┌──

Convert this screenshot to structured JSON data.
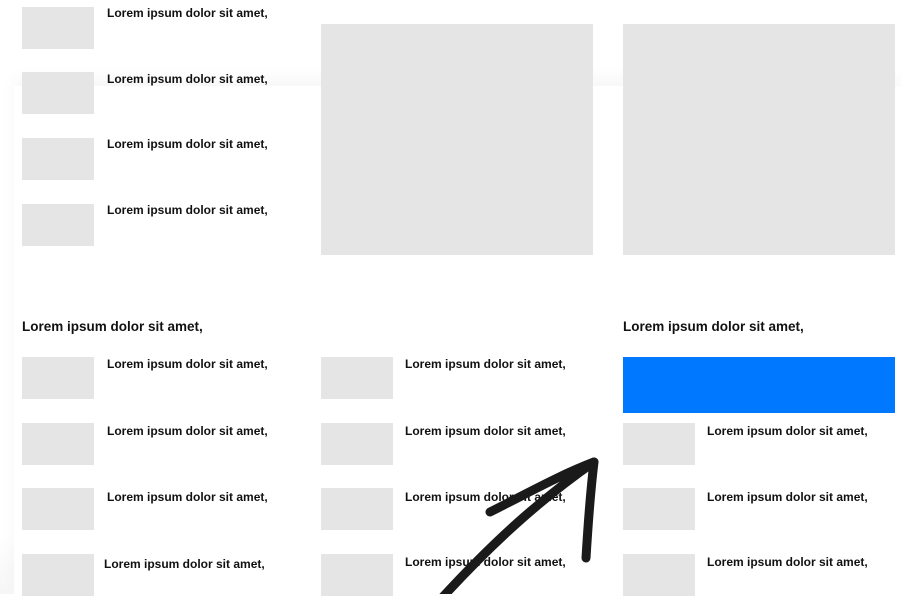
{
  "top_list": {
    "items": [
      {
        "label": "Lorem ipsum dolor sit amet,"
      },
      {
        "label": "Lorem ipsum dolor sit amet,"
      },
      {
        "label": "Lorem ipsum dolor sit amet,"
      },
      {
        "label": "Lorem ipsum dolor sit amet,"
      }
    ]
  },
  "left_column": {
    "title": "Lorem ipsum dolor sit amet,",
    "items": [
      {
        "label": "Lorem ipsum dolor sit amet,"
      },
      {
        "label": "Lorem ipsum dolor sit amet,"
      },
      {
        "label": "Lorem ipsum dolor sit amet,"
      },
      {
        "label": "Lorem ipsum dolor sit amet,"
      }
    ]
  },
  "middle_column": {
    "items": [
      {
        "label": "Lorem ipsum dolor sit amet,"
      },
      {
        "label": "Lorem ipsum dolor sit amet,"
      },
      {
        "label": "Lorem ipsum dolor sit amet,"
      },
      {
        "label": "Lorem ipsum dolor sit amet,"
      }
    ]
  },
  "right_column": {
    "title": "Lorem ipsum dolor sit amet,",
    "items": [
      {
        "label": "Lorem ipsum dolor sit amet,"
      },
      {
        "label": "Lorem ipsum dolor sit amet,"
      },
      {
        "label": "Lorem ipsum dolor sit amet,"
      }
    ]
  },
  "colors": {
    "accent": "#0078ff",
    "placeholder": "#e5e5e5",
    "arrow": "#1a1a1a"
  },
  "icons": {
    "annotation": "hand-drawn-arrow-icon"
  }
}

└──

Exercise requirements: Repeat the listing in full and exactly. Do not include any images.

Final result:
Convert this screenshot to structured JSON data.
{
  "top_list": {
    "items": [
      {
        "label": "Lorem ipsum dolor sit amet,"
      },
      {
        "label": "Lorem ipsum dolor sit amet,"
      },
      {
        "label": "Lorem ipsum dolor sit amet,"
      },
      {
        "label": "Lorem ipsum dolor sit amet,"
      }
    ]
  },
  "left_column": {
    "title": "Lorem ipsum dolor sit amet,",
    "items": [
      {
        "label": "Lorem ipsum dolor sit amet,"
      },
      {
        "label": "Lorem ipsum dolor sit amet,"
      },
      {
        "label": "Lorem ipsum dolor sit amet,"
      },
      {
        "label": "Lorem ipsum dolor sit amet,"
      }
    ]
  },
  "middle_column": {
    "items": [
      {
        "label": "Lorem ipsum dolor sit amet,"
      },
      {
        "label": "Lorem ipsum dolor sit amet,"
      },
      {
        "label": "Lorem ipsum dolor sit amet,"
      },
      {
        "label": "Lorem ipsum dolor sit amet,"
      }
    ]
  },
  "right_column": {
    "title": "Lorem ipsum dolor sit amet,",
    "items": [
      {
        "label": "Lorem ipsum dolor sit amet,"
      },
      {
        "label": "Lorem ipsum dolor sit amet,"
      },
      {
        "label": "Lorem ipsum dolor sit amet,"
      }
    ]
  },
  "colors": {
    "accent": "#0078ff",
    "placeholder": "#e5e5e5",
    "arrow": "#1a1a1a"
  },
  "icons": {
    "annotation": "hand-drawn-arrow-icon"
  }
}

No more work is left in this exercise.